== MATERIAL SHOWN ==
[Start]
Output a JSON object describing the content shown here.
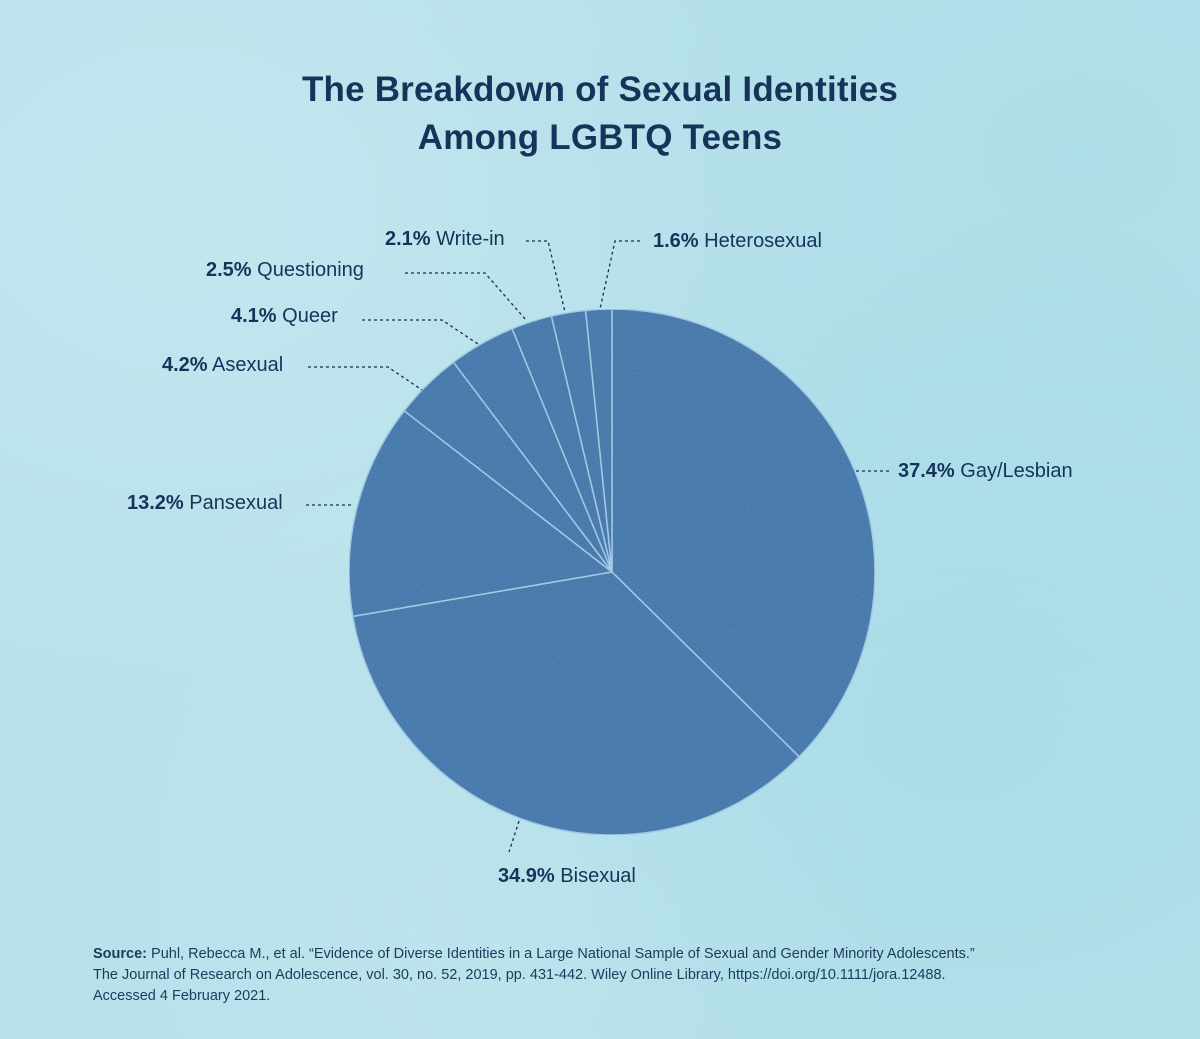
{
  "title": {
    "line1": "The Breakdown of Sexual Identities",
    "line2": "Among LGBTQ Teens"
  },
  "colors": {
    "background": "#b6e1eb",
    "slice": "#2a6fa8",
    "slice_divider": "#9cc6e2",
    "text": "#16345a"
  },
  "labels": [
    {
      "pct": "37.4%",
      "name": "Gay/Lesbian"
    },
    {
      "pct": "34.9%",
      "name": "Bisexual"
    },
    {
      "pct": "13.2%",
      "name": "Pansexual"
    },
    {
      "pct": "4.2%",
      "name": "Asexual"
    },
    {
      "pct": "4.1%",
      "name": "Queer"
    },
    {
      "pct": "2.5%",
      "name": "Questioning"
    },
    {
      "pct": "2.1%",
      "name": "Write-in"
    },
    {
      "pct": "1.6%",
      "name": "Heterosexual"
    }
  ],
  "source": {
    "label": "Source:",
    "line1": "Puhl, Rebecca M., et al. “Evidence of Diverse Identities in a Large National Sample of Sexual and Gender Minority Adolescents.”",
    "line2": "The Journal of Research on Adolescence, vol. 30, no. 52, 2019, pp. 431-442. Wiley Online Library, https://doi.org/10.1111/jora.12488.",
    "line3": "Accessed 4 February 2021."
  },
  "chart_data": {
    "type": "pie",
    "title": "The Breakdown of Sexual Identities Among LGBTQ Teens",
    "categories": [
      "Gay/Lesbian",
      "Bisexual",
      "Pansexual",
      "Asexual",
      "Queer",
      "Questioning",
      "Write-in",
      "Heterosexual"
    ],
    "values": [
      37.4,
      34.9,
      13.2,
      4.2,
      4.1,
      2.5,
      2.1,
      1.6
    ],
    "unit": "%",
    "start_angle": "12 o'clock",
    "direction": "clockwise",
    "legend": "none (direct labels with dotted leader lines)"
  }
}
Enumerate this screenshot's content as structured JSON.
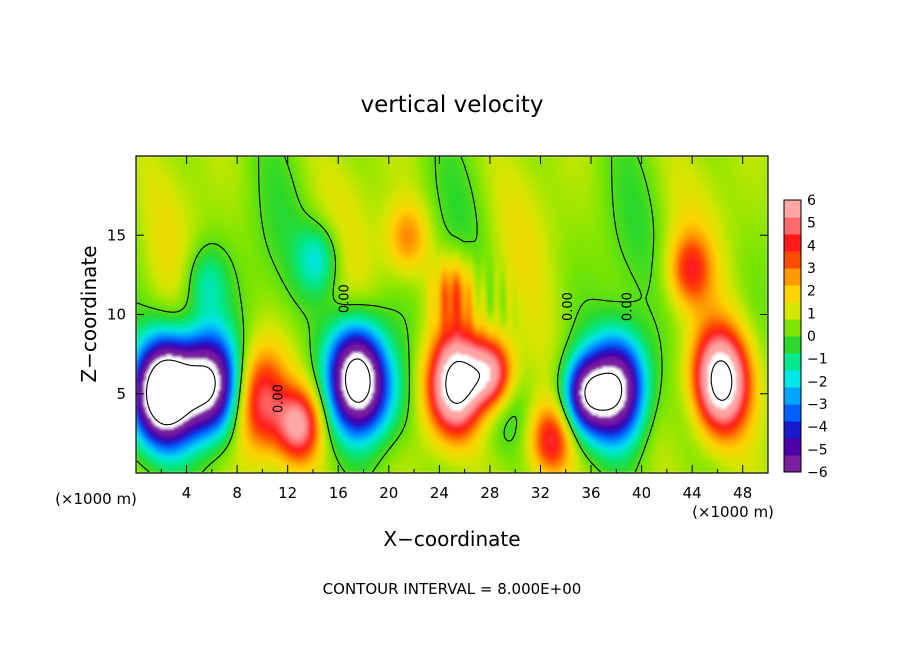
{
  "chart_data": {
    "type": "heatmap",
    "title": "vertical velocity",
    "xlabel": "X−coordinate",
    "ylabel": "Z−coordinate",
    "x_unit_left": "(×1000 m)",
    "x_unit_right": "(×1000 m)",
    "footer": "CONTOUR INTERVAL = 8.000E+00",
    "xlim": [
      0,
      50
    ],
    "ylim": [
      0,
      20
    ],
    "x_ticks": [
      4,
      8,
      12,
      16,
      20,
      24,
      28,
      32,
      36,
      40,
      44,
      48
    ],
    "x_tick_labels": [
      "4",
      "8",
      "12",
      "16",
      "20",
      "24",
      "28",
      "32",
      "36",
      "40",
      "44",
      "48"
    ],
    "y_ticks": [
      5,
      10,
      15
    ],
    "y_tick_labels": [
      "5",
      "10",
      "15"
    ],
    "contour_labels": [
      {
        "text": "0.00",
        "x": 16.8,
        "y": 11.0
      },
      {
        "text": "0.00",
        "x": 11.6,
        "y": 4.7
      },
      {
        "text": "0.00",
        "x": 39.2,
        "y": 10.5
      },
      {
        "text": "0.00",
        "x": 34.5,
        "y": 10.5
      }
    ],
    "colorbar": {
      "range": [
        -6,
        6
      ],
      "ticks": [
        6,
        5,
        4,
        3,
        2,
        1,
        0,
        -1,
        -2,
        -3,
        -4,
        -5,
        -6
      ],
      "tick_labels": [
        "6",
        "5",
        "4",
        "3",
        "2",
        "1",
        "0",
        "−1",
        "−2",
        "−3",
        "−4",
        "−5",
        "−6"
      ],
      "colors": [
        "#7a1fa0",
        "#4b00a8",
        "#1a1acd",
        "#0060ff",
        "#00a5ff",
        "#00e6e6",
        "#00e88a",
        "#2bd82b",
        "#7ee600",
        "#d6e600",
        "#ffd400",
        "#ff9a00",
        "#ff4a00",
        "#ff1a1a",
        "#ff6a6a",
        "#ffa6a6"
      ]
    },
    "features": [
      {
        "kind": "updraft",
        "x": 46.2,
        "y": 5.5,
        "amplitude": 10
      },
      {
        "kind": "updraft",
        "x": 25.4,
        "y": 5.5,
        "amplitude": 9
      },
      {
        "kind": "updraft",
        "x": 28.2,
        "y": 6.2,
        "amplitude": 6
      },
      {
        "kind": "updraft",
        "x": 9.8,
        "y": 4.5,
        "amplitude": 7
      },
      {
        "kind": "updraft",
        "x": 12.9,
        "y": 3.0,
        "amplitude": 5
      },
      {
        "kind": "updraft",
        "x": 32.8,
        "y": 2.0,
        "amplitude": 4
      },
      {
        "kind": "updraft",
        "x": 43.8,
        "y": 12.8,
        "amplitude": 3
      },
      {
        "kind": "updraft",
        "x": 21.5,
        "y": 14.8,
        "amplitude": 2.5
      },
      {
        "kind": "updraft",
        "x": 25.2,
        "y": 11.5,
        "amplitude": 3
      },
      {
        "kind": "downdraft",
        "x": 2.4,
        "y": 5.2,
        "amplitude": -10
      },
      {
        "kind": "downdraft",
        "x": 5.8,
        "y": 5.6,
        "amplitude": -9
      },
      {
        "kind": "downdraft",
        "x": 17.5,
        "y": 6.2,
        "amplitude": -9
      },
      {
        "kind": "downdraft",
        "x": 38.2,
        "y": 5.5,
        "amplitude": -7
      },
      {
        "kind": "downdraft",
        "x": 35.5,
        "y": 5.0,
        "amplitude": -5
      },
      {
        "kind": "downdraft",
        "x": 14.5,
        "y": 13.5,
        "amplitude": -2.5
      },
      {
        "kind": "downdraft",
        "x": 5.5,
        "y": 12.0,
        "amplitude": -2
      }
    ]
  }
}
[End]
== SHORT EXERCISE ==
Using the material above, count the lines containing the word "Among". Reply with the number alone.

== TASK RESPONSE ==
2